PROBLEM TO SOLVE:
Collect every line below that contains the word "съществуват".

[Data records]
┌──
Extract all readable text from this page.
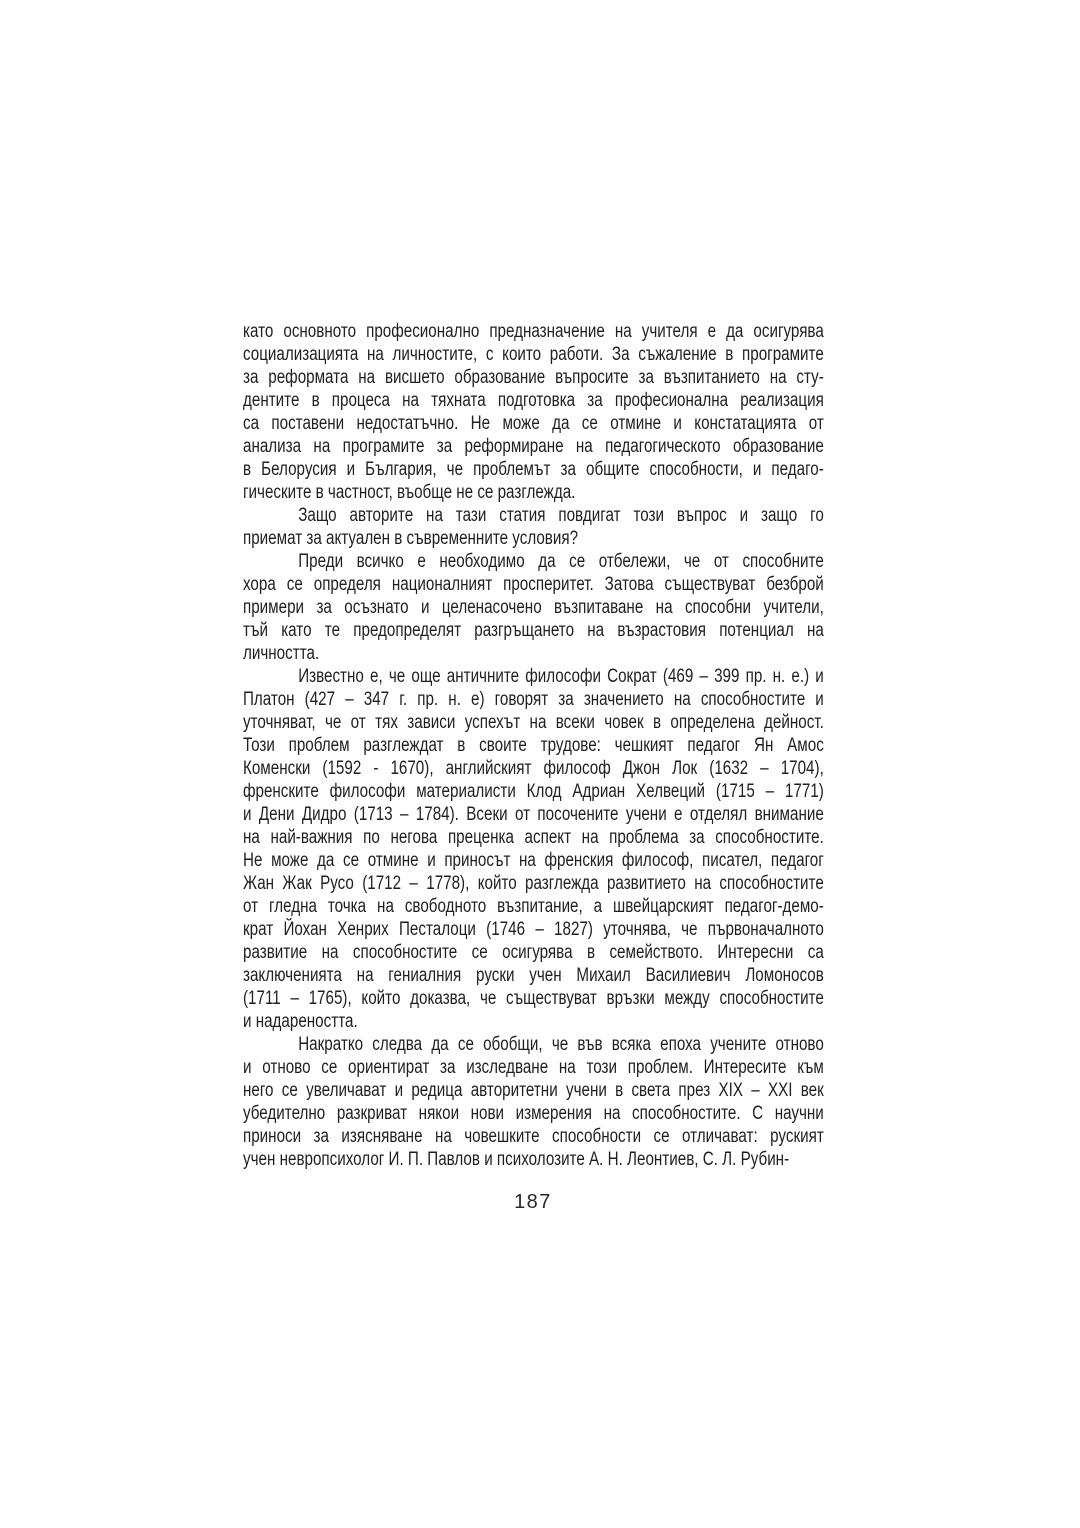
като основното професионално предназначение на учителя е да осигурява
социализацията на личностите, с които работи. За съжаление в програмите
за реформата на висшето образование въпросите за възпитанието на сту-
дентите в процеса на тяхната подготовка за професионална реализация
са поставени недостатъчно. Не може да се отмине и констатацията от
анализа на програмите за реформиране на педагогическото образование
в Белорусия и България, че проблемът за общите способности, и педаго-
гическите в частност, въобще не се разглежда.
Защо авторите на тази статия повдигат този въпрос и защо го
приемат за актуален в съвременните условия?
Преди всичко е необходимо да се отбележи, че от способните
хора се определя националният просперитет. Затова съществуват безброй
примери за осъзнато и целенасочено възпитаване на способни учители,
тъй като те предопределят разгръщането на възрастовия потенциал на
личността.
Известно е, че още античните философи Сократ (469 – 399 пр. н. е.) и
Платон (427 – 347 г. пр. н. е) говорят за значението на способностите и
уточняват, че от тях зависи успехът на всеки човек в определена дейност.
Този проблем разглеждат в своите трудове: чешкият педагог Ян Амос
Коменски (1592 - 1670), английският философ Джон Лок (1632 – 1704),
френските философи материалисти Клод Адриан Хелвеций (1715 – 1771)
и Дени Дидро (1713 – 1784). Всеки от посочените учени е отделял внимание
на най-важния по негова преценка аспект на проблема за способностите.
Не може да се отмине и приносът на френския философ, писател, педагог
Жан Жак Русо (1712 – 1778), който разглежда развитието на способностите
от гледна точка на свободното възпитание, а швейцарският педагог-демо-
крат Йохан Хенрих Песталоци (1746 – 1827) уточнява, че първоначалното
развитие на способностите се осигурява в семейството. Интересни са
заключенията на гениалния руски учен Михаил Василиевич Ломоносов
(1711 – 1765), който доказва, че съществуват връзки между способностите
и надареността.
Накратко следва да се обобщи, че във всяка епоха учените отново
и отново се ориентират за изследване на този проблем. Интересите към
него се увеличават и редица авторитетни учени в света през XIX – XXI век
убедително разкриват някои нови измерения на способностите. С научни
приноси за изясняване на човешките способности се отличават: руският
учен невропсихолог И. П. Павлов и психолозите А. Н. Леонтиев, С. Л. Рубин-
187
└──
COMPLETED EXERCISE:
хора се определя националният просперитет. Затова съществуват безброй
(1711 – 1765), който доказва, че съществуват връзки между способностите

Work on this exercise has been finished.